-- SHORT PROBLEM --
Identify all lines in the listing that include the word "Longuenesse", and copy them out.

-- TASK DATA --
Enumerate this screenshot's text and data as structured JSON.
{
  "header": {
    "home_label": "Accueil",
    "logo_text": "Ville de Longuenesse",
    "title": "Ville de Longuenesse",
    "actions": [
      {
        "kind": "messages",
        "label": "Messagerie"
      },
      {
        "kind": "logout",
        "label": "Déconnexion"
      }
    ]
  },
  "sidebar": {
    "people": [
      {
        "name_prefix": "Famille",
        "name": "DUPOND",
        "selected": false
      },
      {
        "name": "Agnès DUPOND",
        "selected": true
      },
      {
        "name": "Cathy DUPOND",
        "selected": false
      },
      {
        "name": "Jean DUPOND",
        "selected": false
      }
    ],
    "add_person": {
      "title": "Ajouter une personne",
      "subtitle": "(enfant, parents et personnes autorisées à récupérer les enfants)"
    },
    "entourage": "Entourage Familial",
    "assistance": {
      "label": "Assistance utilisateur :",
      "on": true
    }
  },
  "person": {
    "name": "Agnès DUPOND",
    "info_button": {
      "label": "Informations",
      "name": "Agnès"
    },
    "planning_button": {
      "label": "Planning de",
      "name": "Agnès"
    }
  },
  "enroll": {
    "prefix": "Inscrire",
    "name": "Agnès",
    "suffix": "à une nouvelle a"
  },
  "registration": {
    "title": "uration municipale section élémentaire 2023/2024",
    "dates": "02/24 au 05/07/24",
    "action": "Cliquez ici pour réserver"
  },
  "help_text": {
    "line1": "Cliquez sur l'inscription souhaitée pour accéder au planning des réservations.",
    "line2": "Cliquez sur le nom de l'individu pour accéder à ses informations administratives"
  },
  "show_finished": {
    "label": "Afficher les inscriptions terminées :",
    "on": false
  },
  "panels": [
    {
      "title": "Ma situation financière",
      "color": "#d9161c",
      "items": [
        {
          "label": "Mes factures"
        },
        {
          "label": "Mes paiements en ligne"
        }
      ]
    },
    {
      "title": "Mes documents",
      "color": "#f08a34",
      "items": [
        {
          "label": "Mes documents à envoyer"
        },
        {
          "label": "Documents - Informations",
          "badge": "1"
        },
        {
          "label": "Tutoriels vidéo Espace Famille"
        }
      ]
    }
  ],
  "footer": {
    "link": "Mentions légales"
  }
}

* * *

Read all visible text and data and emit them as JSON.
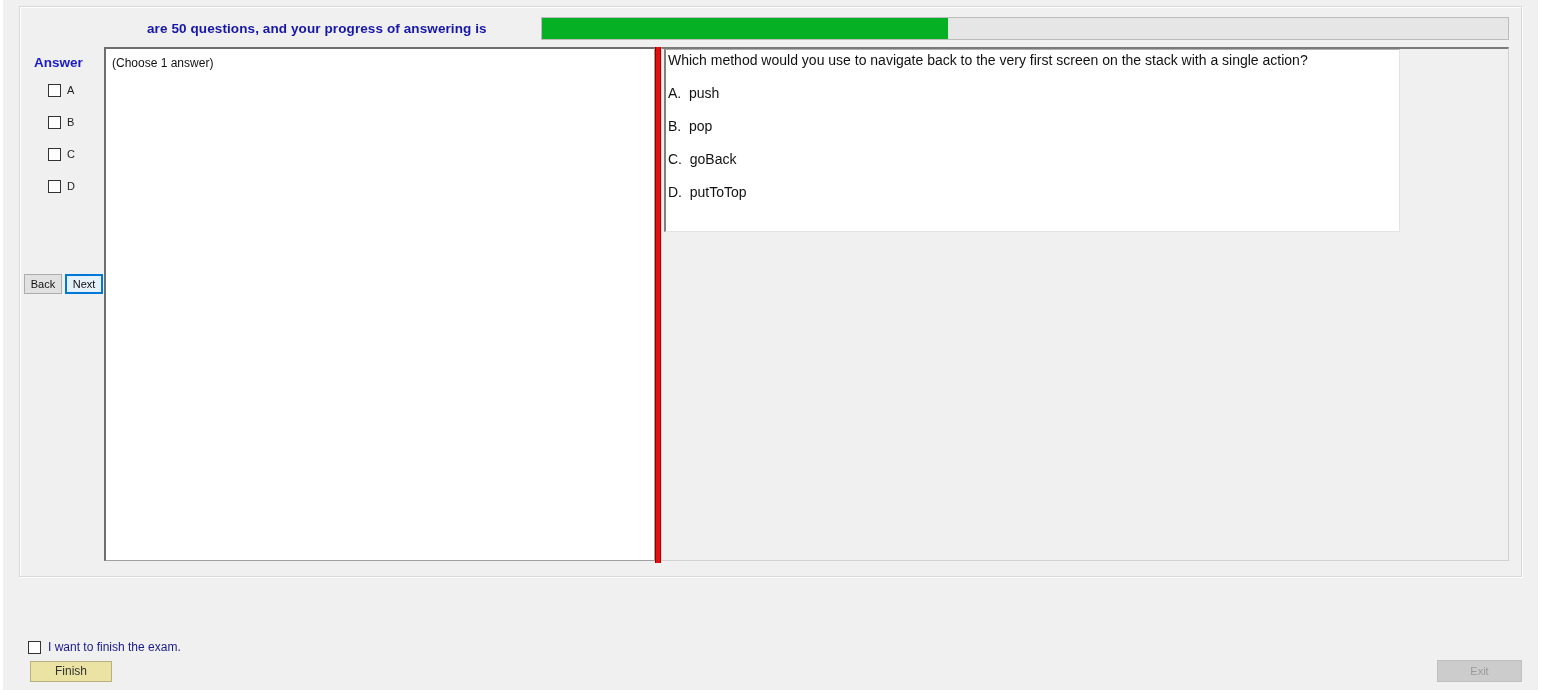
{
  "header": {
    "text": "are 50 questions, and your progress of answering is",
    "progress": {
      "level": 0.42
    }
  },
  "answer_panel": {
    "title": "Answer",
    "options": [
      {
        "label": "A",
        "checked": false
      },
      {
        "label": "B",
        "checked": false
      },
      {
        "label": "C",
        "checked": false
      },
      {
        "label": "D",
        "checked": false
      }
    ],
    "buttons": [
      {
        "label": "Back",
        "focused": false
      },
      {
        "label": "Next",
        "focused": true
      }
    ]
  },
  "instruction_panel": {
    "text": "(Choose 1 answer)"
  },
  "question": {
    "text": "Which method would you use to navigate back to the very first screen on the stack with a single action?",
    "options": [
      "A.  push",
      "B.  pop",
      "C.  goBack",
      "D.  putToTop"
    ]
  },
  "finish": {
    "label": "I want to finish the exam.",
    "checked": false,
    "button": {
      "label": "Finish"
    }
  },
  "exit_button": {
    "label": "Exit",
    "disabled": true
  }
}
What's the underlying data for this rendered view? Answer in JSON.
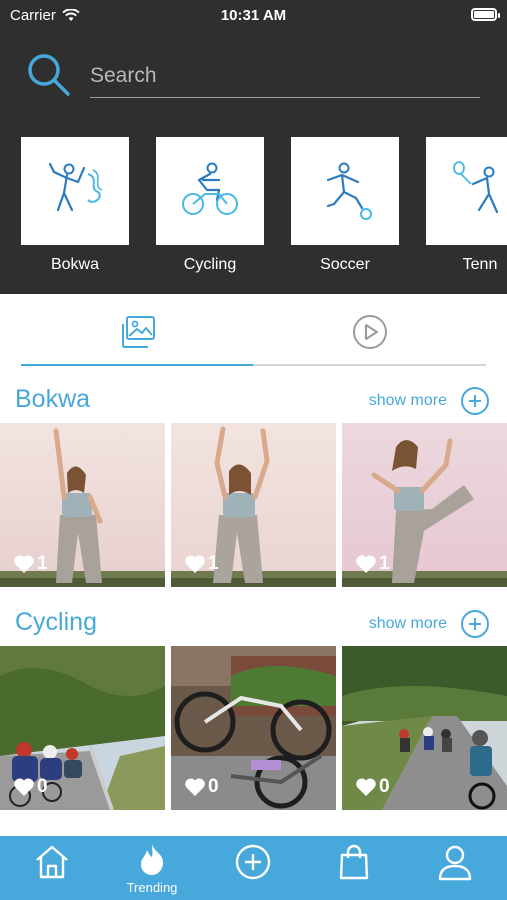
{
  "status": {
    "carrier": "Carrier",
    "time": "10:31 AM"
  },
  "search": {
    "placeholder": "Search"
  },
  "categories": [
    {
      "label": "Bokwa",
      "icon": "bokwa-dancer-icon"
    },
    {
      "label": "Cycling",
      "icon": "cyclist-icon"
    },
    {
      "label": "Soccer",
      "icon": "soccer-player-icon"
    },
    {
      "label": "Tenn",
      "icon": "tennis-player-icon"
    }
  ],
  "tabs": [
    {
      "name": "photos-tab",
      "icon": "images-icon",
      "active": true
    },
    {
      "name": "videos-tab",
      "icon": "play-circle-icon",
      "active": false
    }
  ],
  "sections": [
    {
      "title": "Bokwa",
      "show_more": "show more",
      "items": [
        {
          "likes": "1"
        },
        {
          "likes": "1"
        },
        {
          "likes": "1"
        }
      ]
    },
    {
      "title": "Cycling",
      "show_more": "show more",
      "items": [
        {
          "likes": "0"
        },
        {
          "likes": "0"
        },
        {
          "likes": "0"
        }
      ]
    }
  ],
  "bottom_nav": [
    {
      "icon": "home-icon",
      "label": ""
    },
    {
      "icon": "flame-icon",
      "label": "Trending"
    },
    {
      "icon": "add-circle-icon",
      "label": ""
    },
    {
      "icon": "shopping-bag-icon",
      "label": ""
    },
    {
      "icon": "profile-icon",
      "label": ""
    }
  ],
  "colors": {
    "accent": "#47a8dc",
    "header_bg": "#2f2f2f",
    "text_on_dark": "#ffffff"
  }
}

-- RESPONSE BELOW --
    "logo_text": "Ville de Longuenesse",
    "title": "Ville de Longuenesse",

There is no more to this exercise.